TASK STATEMENT | Retype the records below word for word and omit any image.

*** EXTRACTED ENTRIES ***

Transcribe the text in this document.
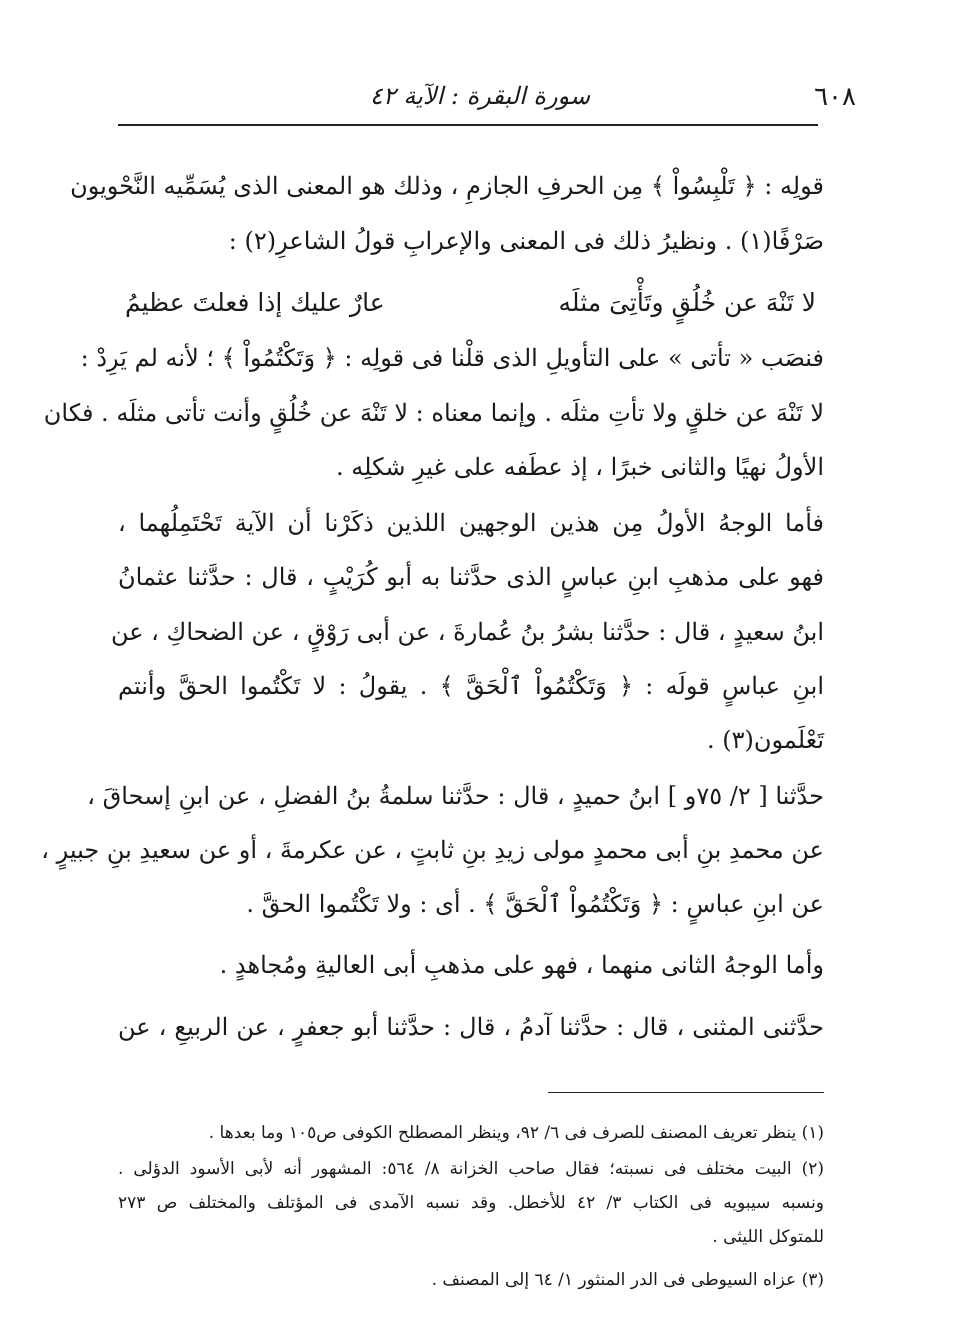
٦٠٨
سورة البقرة : الآية ٤٢
قولِه : ﴿ تَلْبِسُواْ ﴾ مِن الحرفِ الجازمِ ، وذلك هو المعنى الذى يُسَمِّيه النَّحْويون
صَرْفًا(١) . ونظيرُ ذلك فى المعنى والإعرابِ قولُ الشاعرِ(٢) :
فنصَب « تأتى » على التأويلِ الذى قلْنا فى قولِه : ﴿ وَتَكْتُمُواْ ﴾ ؛ لأنه لم يَرِدْ :
لا تَنْهَ عن خلقٍ ولا تأتِ مثلَه . وإنما معناه : لا تَنْهَ عن خُلُقٍ وأنت تأتى مثلَه . فكان
الأولُ نهيًا والثانى خبرًا ، إذ عطَفه على غيرِ شكلِه .
فأما الوجهُ الأولُ مِن هذين الوجهين اللذين ذكَرْنا أن الآية تَحْتَمِلُهما ،
فهو على مذهبِ ابنِ عباسٍ الذى حدَّثنا به أبو كُرَيْبٍ ، قال : حدَّثنا عثمانُ
ابنُ سعيدٍ ، قال : حدَّثنا بشرُ بنُ عُمارةَ ، عن أبى رَوْقٍ ، عن الضحاكِ ، عن
ابنِ عباسٍ قولَه : ﴿ وَتَكْتُمُواْ ٱلْحَقَّ ﴾ . يقولُ : لا تَكْتُموا الحقَّ وأنتم
تَعْلَمون(٣) .
حدَّثنا [ ٢/ ٧٥و ] ابنُ حميدٍ ، قال : حدَّثنا سلمةُ بنُ الفضلِ ، عن ابنِ إسحاقَ ،
عن محمدِ بنِ أبى محمدٍ مولى زيدِ بنِ ثابتٍ ، عن عكرمةَ ، أو عن سعيدِ بنِ جبيرٍ ،
عن ابنِ عباسٍ : ﴿ وَتَكْتُمُواْ ٱلْحَقَّ ﴾ . أى : ولا تَكْتُموا الحقَّ .
وأما الوجهُ الثانى منهما ، فهو على مذهبِ أبى العاليةِ ومُجاهدٍ .
حدَّثنى المثنى ، قال : حدَّثنا آدمُ ، قال : حدَّثنا أبو جعفرٍ ، عن الربيعِ ، عن
لا تَنْهَ عن خُلُقٍ وتَأْتِىَ مثلَه
عارٌ عليك إذا فعلتَ عظيمُ
(١) ينظر تعريف المصنف للصرف فى ٦/ ٩٢، وينظر المصطلح الكوفى ص١٠٥ وما بعدها .
(٢) البيت مختلف فى نسبته؛ فقال صاحب الخزانة ٨/ ٥٦٤: المشهور أنه لأبى الأسود الدؤلى .
ونسبه سيبويه فى الكتاب ٣/ ٤٢ للأخطل. وقد نسبه الآمدى فى المؤتلف والمختلف ص ٢٧٣
للمتوكل الليثى .
(٣) عزاه السيوطى فى الدر المنثور ١/ ٦٤ إلى المصنف .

***

SOLUTION FOR THIS PROBLEM |
Transcribe the text in this document.
٦٠٨
سورة البقرة : الآية ٤٢
قولِه : ﴿ تَلْبِسُواْ ﴾ مِن الحرفِ الجازمِ ، وذلك هو المعنى الذى يُسَمِّيه النَّحْويون
صَرْفًا(١) . ونظيرُ ذلك فى المعنى والإعرابِ قولُ الشاعرِ(٢) :
فنصَب « تأتى » على التأويلِ الذى قلْنا فى قولِه : ﴿ وَتَكْتُمُواْ ﴾ ؛ لأنه لم يَرِدْ :
لا تَنْهَ عن خلقٍ ولا تأتِ مثلَه . وإنما معناه : لا تَنْهَ عن خُلُقٍ وأنت تأتى مثلَه . فكان
الأولُ نهيًا والثانى خبرًا ، إذ عطَفه على غيرِ شكلِه .
فأما الوجهُ الأولُ مِن هذين الوجهين اللذين ذكَرْنا أن الآية تَحْتَمِلُهما ،
فهو على مذهبِ ابنِ عباسٍ الذى حدَّثنا به أبو كُرَيْبٍ ، قال : حدَّثنا عثمانُ
ابنُ سعيدٍ ، قال : حدَّثنا بشرُ بنُ عُمارةَ ، عن أبى رَوْقٍ ، عن الضحاكِ ، عن
ابنِ عباسٍ قولَه : ﴿ وَتَكْتُمُواْ ٱلْحَقَّ ﴾ . يقولُ : لا تَكْتُموا الحقَّ وأنتم
تَعْلَمون(٣) .
حدَّثنا [ ٢/ ٧٥و ] ابنُ حميدٍ ، قال : حدَّثنا سلمةُ بنُ الفضلِ ، عن ابنِ إسحاقَ ،
عن محمدِ بنِ أبى محمدٍ مولى زيدِ بنِ ثابتٍ ، عن عكرمةَ ، أو عن سعيدِ بنِ جبيرٍ ،
عن ابنِ عباسٍ : ﴿ وَتَكْتُمُواْ ٱلْحَقَّ ﴾ . أى : ولا تَكْتُموا الحقَّ .
وأما الوجهُ الثانى منهما ، فهو على مذهبِ أبى العاليةِ ومُجاهدٍ .
حدَّثنى المثنى ، قال : حدَّثنا آدمُ ، قال : حدَّثنا أبو جعفرٍ ، عن الربيعِ ، عن
لا تَنْهَ عن خُلُقٍ وتَأْتِىَ مثلَه
عارٌ عليك إذا فعلتَ عظيمُ
(١) ينظر تعريف المصنف للصرف فى ٦/ ٩٢، وينظر المصطلح الكوفى ص١٠٥ وما بعدها .
(٢) البيت مختلف فى نسبته؛ فقال صاحب الخزانة ٨/ ٥٦٤: المشهور أنه لأبى الأسود الدؤلى .
ونسبه سيبويه فى الكتاب ٣/ ٤٢ للأخطل. وقد نسبه الآمدى فى المؤتلف والمختلف ص ٢٧٣
للمتوكل الليثى .
(٣) عزاه السيوطى فى الدر المنثور ١/ ٦٤ إلى المصنف .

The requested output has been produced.